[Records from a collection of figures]
____

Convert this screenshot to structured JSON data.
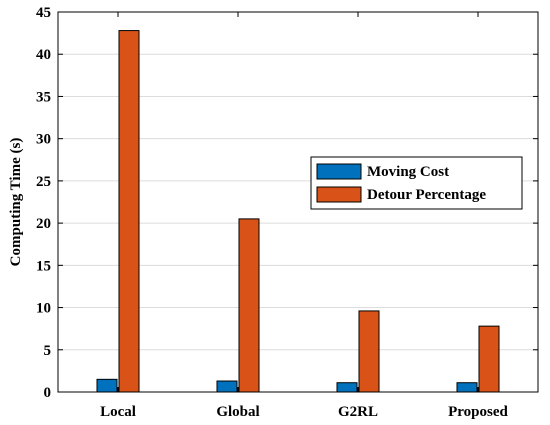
{
  "chart_data": {
    "type": "bar",
    "title": "",
    "xlabel": "",
    "ylabel": "Computing Time (s)",
    "categories": [
      "Local",
      "Global",
      "G2RL",
      "Proposed"
    ],
    "series": [
      {
        "name": "Moving Cost",
        "color": "#0072BD",
        "values": [
          1.5,
          1.3,
          1.1,
          1.1
        ]
      },
      {
        "name": "Detour Percentage",
        "color": "#D95319",
        "values": [
          42.8,
          20.5,
          9.6,
          7.8
        ]
      }
    ],
    "ylim": [
      0,
      45
    ],
    "yticks": [
      0,
      5,
      10,
      15,
      20,
      25,
      30,
      35,
      40,
      45
    ],
    "grid": true,
    "legend_position": "center-right"
  }
}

____

| Exercise description |
Transcribe each line above verbatim, with the pictures left out.

| Result of the exercise |
Convert this screenshot to structured JSON data.
{
  "chart_data": {
    "type": "bar",
    "title": "",
    "xlabel": "",
    "ylabel": "Computing Time (s)",
    "categories": [
      "Local",
      "Global",
      "G2RL",
      "Proposed"
    ],
    "series": [
      {
        "name": "Moving Cost",
        "color": "#0072BD",
        "values": [
          1.5,
          1.3,
          1.1,
          1.1
        ]
      },
      {
        "name": "Detour Percentage",
        "color": "#D95319",
        "values": [
          42.8,
          20.5,
          9.6,
          7.8
        ]
      }
    ],
    "ylim": [
      0,
      45
    ],
    "yticks": [
      0,
      5,
      10,
      15,
      20,
      25,
      30,
      35,
      40,
      45
    ],
    "grid": true,
    "legend_position": "center-right"
  }
}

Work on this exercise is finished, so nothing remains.